[Dataset rows]

§ §

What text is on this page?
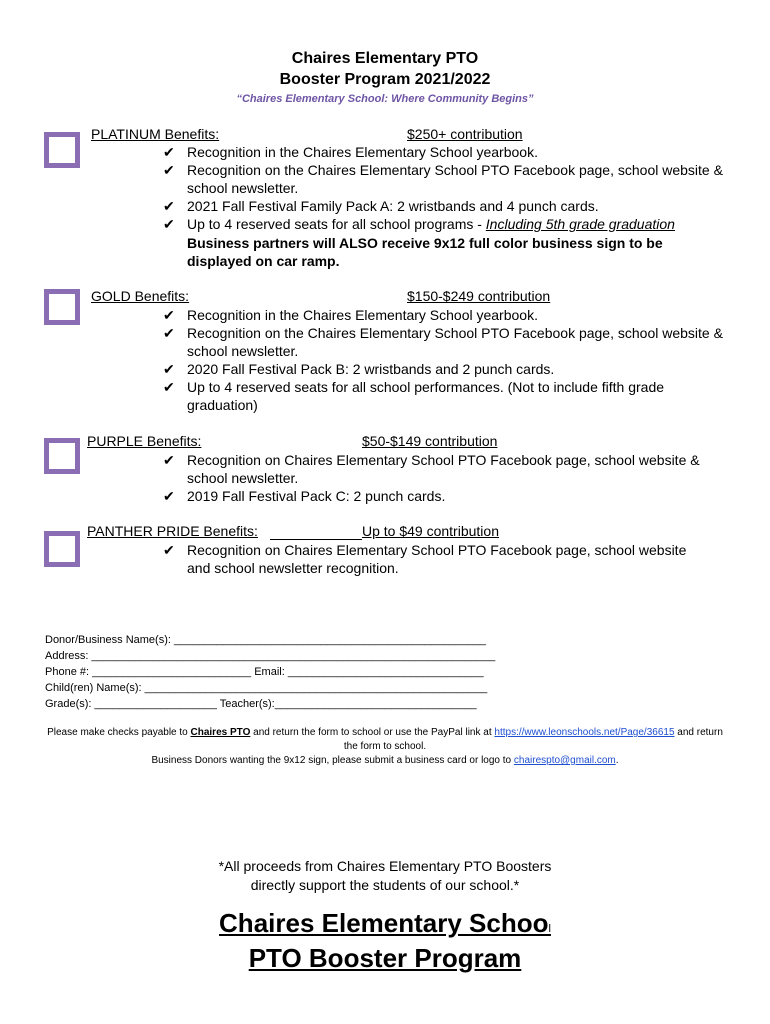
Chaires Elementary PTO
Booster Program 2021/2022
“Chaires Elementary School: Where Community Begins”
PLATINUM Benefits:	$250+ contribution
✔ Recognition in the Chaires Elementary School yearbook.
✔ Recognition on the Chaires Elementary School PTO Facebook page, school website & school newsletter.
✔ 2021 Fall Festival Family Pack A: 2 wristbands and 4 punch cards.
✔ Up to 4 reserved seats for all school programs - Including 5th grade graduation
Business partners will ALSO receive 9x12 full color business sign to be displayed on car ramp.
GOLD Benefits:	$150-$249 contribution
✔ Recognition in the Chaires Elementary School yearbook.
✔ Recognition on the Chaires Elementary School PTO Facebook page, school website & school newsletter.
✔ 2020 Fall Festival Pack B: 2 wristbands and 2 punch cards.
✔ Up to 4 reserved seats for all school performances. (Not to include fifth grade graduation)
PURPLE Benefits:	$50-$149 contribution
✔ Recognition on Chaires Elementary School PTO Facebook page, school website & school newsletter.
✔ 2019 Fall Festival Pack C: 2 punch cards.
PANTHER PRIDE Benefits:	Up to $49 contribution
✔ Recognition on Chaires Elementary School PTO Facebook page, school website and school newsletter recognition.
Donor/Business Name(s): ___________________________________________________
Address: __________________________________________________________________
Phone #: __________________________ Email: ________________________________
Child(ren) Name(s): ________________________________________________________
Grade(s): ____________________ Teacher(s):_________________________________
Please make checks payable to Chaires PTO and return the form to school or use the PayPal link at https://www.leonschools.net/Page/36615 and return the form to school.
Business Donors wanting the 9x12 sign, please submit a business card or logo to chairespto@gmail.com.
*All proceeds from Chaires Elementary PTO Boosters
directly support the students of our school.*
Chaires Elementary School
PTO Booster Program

§ §

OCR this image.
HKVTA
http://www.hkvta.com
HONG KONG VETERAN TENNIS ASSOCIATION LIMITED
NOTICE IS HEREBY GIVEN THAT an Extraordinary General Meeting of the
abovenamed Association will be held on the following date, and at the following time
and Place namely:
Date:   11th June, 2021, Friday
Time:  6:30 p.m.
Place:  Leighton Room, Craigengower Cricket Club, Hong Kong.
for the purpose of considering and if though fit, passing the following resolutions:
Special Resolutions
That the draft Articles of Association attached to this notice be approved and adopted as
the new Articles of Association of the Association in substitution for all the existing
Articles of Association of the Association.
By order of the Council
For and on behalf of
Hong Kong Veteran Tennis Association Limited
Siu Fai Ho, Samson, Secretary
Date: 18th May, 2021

§ §

[Stated task] Find every line in the records above that holds the word "reserved", and copy each one.

[Complete output]
✔ Up to 4 reserved seats for all school programs - Including 5th grade graduation
✔ Up to 4 reserved seats for all school performances. (Not to include fifth grade graduation)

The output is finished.